Exercise instructions
Copy out each line of the data that includes the string "biology".

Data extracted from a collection
= = = = = = =

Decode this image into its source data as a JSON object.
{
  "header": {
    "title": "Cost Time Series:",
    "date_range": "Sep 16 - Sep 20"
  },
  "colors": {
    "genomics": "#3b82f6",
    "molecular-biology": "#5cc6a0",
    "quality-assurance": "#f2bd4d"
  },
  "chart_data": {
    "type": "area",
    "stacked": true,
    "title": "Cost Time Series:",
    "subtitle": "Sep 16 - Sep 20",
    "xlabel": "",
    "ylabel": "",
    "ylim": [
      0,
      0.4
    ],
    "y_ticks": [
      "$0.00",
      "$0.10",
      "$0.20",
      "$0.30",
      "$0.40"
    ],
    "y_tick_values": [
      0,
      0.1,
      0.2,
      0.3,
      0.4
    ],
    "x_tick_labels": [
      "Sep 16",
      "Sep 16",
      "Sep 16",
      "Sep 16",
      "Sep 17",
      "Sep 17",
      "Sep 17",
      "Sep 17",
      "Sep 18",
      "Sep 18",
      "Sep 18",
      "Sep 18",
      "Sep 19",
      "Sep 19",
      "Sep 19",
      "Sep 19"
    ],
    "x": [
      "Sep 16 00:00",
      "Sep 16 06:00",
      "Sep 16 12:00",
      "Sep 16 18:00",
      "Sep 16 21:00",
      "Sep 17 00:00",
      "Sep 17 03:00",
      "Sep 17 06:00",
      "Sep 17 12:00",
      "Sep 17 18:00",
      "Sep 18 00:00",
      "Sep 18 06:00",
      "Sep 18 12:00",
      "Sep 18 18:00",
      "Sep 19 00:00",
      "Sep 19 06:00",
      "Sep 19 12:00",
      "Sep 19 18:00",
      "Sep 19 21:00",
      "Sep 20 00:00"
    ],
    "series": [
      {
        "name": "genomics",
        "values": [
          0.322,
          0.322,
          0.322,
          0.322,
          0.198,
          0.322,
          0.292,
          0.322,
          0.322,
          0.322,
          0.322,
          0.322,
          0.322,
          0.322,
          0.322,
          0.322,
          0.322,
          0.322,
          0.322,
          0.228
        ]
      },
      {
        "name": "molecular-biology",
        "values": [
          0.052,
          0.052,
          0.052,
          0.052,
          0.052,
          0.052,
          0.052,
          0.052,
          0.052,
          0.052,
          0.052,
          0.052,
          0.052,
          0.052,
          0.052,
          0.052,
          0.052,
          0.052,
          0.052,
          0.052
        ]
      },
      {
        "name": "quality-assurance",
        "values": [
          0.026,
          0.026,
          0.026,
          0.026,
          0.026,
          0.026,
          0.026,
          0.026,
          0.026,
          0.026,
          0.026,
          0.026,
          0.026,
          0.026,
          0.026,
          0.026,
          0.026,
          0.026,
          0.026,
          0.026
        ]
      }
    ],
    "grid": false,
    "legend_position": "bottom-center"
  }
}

= = = = = = =

Task result
    "molecular-biology": "#5cc6a0",
        "name": "molecular-biology",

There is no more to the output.